*Listed entries*:
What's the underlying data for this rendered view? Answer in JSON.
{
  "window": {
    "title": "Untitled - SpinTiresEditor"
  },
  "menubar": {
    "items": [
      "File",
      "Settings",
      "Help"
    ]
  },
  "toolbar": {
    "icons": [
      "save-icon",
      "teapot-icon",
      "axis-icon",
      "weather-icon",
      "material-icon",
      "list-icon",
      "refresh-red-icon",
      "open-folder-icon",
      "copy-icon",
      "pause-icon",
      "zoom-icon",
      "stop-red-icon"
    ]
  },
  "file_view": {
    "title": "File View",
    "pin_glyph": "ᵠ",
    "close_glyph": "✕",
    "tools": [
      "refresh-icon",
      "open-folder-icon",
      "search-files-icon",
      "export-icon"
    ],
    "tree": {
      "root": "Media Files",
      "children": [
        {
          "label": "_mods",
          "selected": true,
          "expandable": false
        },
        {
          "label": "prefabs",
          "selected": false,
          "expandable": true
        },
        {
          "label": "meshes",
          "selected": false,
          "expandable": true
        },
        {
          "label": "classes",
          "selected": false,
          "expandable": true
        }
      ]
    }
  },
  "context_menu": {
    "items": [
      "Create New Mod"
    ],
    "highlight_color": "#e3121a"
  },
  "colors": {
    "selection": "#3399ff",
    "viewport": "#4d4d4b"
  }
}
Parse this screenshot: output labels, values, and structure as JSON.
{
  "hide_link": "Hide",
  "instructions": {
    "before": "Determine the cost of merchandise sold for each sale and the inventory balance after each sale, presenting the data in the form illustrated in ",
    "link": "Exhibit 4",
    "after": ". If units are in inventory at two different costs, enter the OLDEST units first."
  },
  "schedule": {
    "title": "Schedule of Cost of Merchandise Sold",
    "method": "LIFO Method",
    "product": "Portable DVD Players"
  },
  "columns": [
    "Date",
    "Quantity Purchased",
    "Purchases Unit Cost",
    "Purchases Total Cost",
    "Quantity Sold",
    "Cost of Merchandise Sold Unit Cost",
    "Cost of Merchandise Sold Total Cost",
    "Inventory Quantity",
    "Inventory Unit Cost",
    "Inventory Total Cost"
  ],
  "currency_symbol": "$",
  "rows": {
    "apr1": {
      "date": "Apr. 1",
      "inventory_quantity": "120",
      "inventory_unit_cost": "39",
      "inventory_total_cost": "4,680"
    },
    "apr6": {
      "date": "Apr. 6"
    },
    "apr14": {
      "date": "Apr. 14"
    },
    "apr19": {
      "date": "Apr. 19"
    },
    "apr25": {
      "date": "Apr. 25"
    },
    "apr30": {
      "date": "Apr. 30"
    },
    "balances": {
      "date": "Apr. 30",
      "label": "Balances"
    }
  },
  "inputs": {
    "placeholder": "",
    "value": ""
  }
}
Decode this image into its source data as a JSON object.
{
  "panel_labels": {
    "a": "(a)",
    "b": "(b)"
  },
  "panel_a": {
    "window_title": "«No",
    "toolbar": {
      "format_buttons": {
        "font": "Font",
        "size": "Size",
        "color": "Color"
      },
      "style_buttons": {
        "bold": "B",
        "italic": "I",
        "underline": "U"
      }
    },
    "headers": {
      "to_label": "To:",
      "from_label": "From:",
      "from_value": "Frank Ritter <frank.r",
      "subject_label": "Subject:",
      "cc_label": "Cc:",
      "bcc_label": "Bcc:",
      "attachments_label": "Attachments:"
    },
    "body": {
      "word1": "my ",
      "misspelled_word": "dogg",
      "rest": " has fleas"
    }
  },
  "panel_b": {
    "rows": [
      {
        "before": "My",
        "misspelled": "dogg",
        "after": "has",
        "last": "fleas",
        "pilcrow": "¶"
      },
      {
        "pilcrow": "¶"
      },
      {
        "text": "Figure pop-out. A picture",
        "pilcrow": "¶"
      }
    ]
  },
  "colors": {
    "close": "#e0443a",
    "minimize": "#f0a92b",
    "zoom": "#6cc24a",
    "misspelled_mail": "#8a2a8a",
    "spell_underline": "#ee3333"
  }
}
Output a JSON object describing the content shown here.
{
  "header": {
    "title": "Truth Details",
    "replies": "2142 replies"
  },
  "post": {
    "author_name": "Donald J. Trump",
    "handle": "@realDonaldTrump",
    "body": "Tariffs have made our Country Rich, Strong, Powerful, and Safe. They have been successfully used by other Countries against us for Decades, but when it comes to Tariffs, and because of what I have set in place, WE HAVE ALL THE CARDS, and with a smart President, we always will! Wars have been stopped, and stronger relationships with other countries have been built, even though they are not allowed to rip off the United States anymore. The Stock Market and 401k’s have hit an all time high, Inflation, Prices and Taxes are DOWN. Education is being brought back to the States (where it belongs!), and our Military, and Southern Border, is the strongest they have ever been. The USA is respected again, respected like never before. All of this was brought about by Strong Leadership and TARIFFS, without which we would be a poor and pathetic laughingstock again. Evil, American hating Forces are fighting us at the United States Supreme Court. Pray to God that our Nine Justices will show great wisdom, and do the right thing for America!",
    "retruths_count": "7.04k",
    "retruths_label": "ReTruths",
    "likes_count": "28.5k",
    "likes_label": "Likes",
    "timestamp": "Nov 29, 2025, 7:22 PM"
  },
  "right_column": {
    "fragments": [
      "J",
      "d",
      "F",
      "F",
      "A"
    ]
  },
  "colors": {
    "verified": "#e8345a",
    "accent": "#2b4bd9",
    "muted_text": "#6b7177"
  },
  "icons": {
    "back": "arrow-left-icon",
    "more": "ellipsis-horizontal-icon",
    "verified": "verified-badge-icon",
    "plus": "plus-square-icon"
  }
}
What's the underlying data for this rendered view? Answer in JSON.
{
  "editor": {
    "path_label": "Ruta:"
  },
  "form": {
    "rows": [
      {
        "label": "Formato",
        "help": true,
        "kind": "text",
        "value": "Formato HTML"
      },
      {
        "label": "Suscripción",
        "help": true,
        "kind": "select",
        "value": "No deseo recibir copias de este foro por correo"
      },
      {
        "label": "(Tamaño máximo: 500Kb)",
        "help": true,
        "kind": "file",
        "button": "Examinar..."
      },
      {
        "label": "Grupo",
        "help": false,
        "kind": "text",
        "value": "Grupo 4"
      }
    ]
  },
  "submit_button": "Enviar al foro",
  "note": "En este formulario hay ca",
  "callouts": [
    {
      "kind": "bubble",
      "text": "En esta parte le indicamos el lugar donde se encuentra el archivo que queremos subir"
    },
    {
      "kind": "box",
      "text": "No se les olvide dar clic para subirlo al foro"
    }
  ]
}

*The request*: Quote all of the entries exactly as they appear.

*Result of this task*:
What's the underlying data for this rendered view? Answer in JSON.
{
  "window": {
    "title": "Untitled - SpinTiresEditor"
  },
  "menubar": {
    "items": [
      "File",
      "Settings",
      "Help"
    ]
  },
  "toolbar": {
    "icons": [
      "save-icon",
      "teapot-icon",
      "axis-icon",
      "weather-icon",
      "material-icon",
      "list-icon",
      "refresh-red-icon",
      "open-folder-icon",
      "copy-icon",
      "pause-icon",
      "zoom-icon",
      "stop-red-icon"
    ]
  },
  "file_view": {
    "title": "File View",
    "pin_glyph": "ᵠ",
    "close_glyph": "✕",
    "tools": [
      "refresh-icon",
      "open-folder-icon",
      "search-files-icon",
      "export-icon"
    ],
    "tree": {
      "root": "Media Files",
      "children": [
        {
          "label": "_mods",
          "selected": true,
          "expandable": false
        },
        {
          "label": "prefabs",
          "selected": false,
          "expandable": true
        },
        {
          "label": "meshes",
          "selected": false,
          "expandable": true
        },
        {
          "label": "classes",
          "selected": false,
          "expandable": true
        }
      ]
    }
  },
  "context_menu": {
    "items": [
      "Create New Mod"
    ],
    "highlight_color": "#e3121a"
  },
  "colors": {
    "selection": "#3399ff",
    "viewport": "#4d4d4b"
  }
}
Parse this screenshot: output labels, values, and structure as JSON.
{
  "hide_link": "Hide",
  "instructions": {
    "before": "Determine the cost of merchandise sold for each sale and the inventory balance after each sale, presenting the data in the form illustrated in ",
    "link": "Exhibit 4",
    "after": ". If units are in inventory at two different costs, enter the OLDEST units first."
  },
  "schedule": {
    "title": "Schedule of Cost of Merchandise Sold",
    "method": "LIFO Method",
    "product": "Portable DVD Players"
  },
  "columns": [
    "Date",
    "Quantity Purchased",
    "Purchases Unit Cost",
    "Purchases Total Cost",
    "Quantity Sold",
    "Cost of Merchandise Sold Unit Cost",
    "Cost of Merchandise Sold Total Cost",
    "Inventory Quantity",
    "Inventory Unit Cost",
    "Inventory Total Cost"
  ],
  "currency_symbol": "$",
  "rows": {
    "apr1": {
      "date": "Apr. 1",
      "inventory_quantity": "120",
      "inventory_unit_cost": "39",
      "inventory_total_cost": "4,680"
    },
    "apr6": {
      "date": "Apr. 6"
    },
    "apr14": {
      "date": "Apr. 14"
    },
    "apr19": {
      "date": "Apr. 19"
    },
    "apr25": {
      "date": "Apr. 25"
    },
    "apr30": {
      "date": "Apr. 30"
    },
    "balances": {
      "date": "Apr. 30",
      "label": "Balances"
    }
  },
  "inputs": {
    "placeholder": "",
    "value": ""
  }
}
Decode this image into its source data as a JSON object.
{
  "panel_labels": {
    "a": "(a)",
    "b": "(b)"
  },
  "panel_a": {
    "window_title": "«No",
    "toolbar": {
      "format_buttons": {
        "font": "Font",
        "size": "Size",
        "color": "Color"
      },
      "style_buttons": {
        "bold": "B",
        "italic": "I",
        "underline": "U"
      }
    },
    "headers": {
      "to_label": "To:",
      "from_label": "From:",
      "from_value": "Frank Ritter <frank.r",
      "subject_label": "Subject:",
      "cc_label": "Cc:",
      "bcc_label": "Bcc:",
      "attachments_label": "Attachments:"
    },
    "body": {
      "word1": "my ",
      "misspelled_word": "dogg",
      "rest": " has fleas"
    }
  },
  "panel_b": {
    "rows": [
      {
        "before": "My",
        "misspelled": "dogg",
        "after": "has",
        "last": "fleas",
        "pilcrow": "¶"
      },
      {
        "pilcrow": "¶"
      },
      {
        "text": "Figure pop-out. A picture",
        "pilcrow": "¶"
      }
    ]
  },
  "colors": {
    "close": "#e0443a",
    "minimize": "#f0a92b",
    "zoom": "#6cc24a",
    "misspelled_mail": "#8a2a8a",
    "spell_underline": "#ee3333"
  }
}
Output a JSON object describing the content shown here.
{
  "header": {
    "title": "Truth Details",
    "replies": "2142 replies"
  },
  "post": {
    "author_name": "Donald J. Trump",
    "handle": "@realDonaldTrump",
    "body": "Tariffs have made our Country Rich, Strong, Powerful, and Safe. They have been successfully used by other Countries against us for Decades, but when it comes to Tariffs, and because of what I have set in place, WE HAVE ALL THE CARDS, and with a smart President, we always will! Wars have been stopped, and stronger relationships with other countries have been built, even though they are not allowed to rip off the United States anymore. The Stock Market and 401k’s have hit an all time high, Inflation, Prices and Taxes are DOWN. Education is being brought back to the States (where it belongs!), and our Military, and Southern Border, is the strongest they have ever been. The USA is respected again, respected like never before. All of this was brought about by Strong Leadership and TARIFFS, without which we would be a poor and pathetic laughingstock again. Evil, American hating Forces are fighting us at the United States Supreme Court. Pray to God that our Nine Justices will show great wisdom, and do the right thing for America!",
    "retruths_count": "7.04k",
    "retruths_label": "ReTruths",
    "likes_count": "28.5k",
    "likes_label": "Likes",
    "timestamp": "Nov 29, 2025, 7:22 PM"
  },
  "right_column": {
    "fragments": [
      "J",
      "d",
      "F",
      "F",
      "A"
    ]
  },
  "colors": {
    "verified": "#e8345a",
    "accent": "#2b4bd9",
    "muted_text": "#6b7177"
  },
  "icons": {
    "back": "arrow-left-icon",
    "more": "ellipsis-horizontal-icon",
    "verified": "verified-badge-icon",
    "plus": "plus-square-icon"
  }
}
What's the underlying data for this rendered view? Answer in JSON.
{
  "editor": {
    "path_label": "Ruta:"
  },
  "form": {
    "rows": [
      {
        "label": "Formato",
        "help": true,
        "kind": "text",
        "value": "Formato HTML"
      },
      {
        "label": "Suscripción",
        "help": true,
        "kind": "select",
        "value": "No deseo recibir copias de este foro por correo"
      },
      {
        "label": "(Tamaño máximo: 500Kb)",
        "help": true,
        "kind": "file",
        "button": "Examinar..."
      },
      {
        "label": "Grupo",
        "help": false,
        "kind": "text",
        "value": "Grupo 4"
      }
    ]
  },
  "submit_button": "Enviar al foro",
  "note": "En este formulario hay ca",
  "callouts": [
    {
      "kind": "bubble",
      "text": "En esta parte le indicamos el lugar donde se encuentra el archivo que queremos subir"
    },
    {
      "kind": "box",
      "text": "No se les olvide dar clic para subirlo al foro"
    }
  ]
}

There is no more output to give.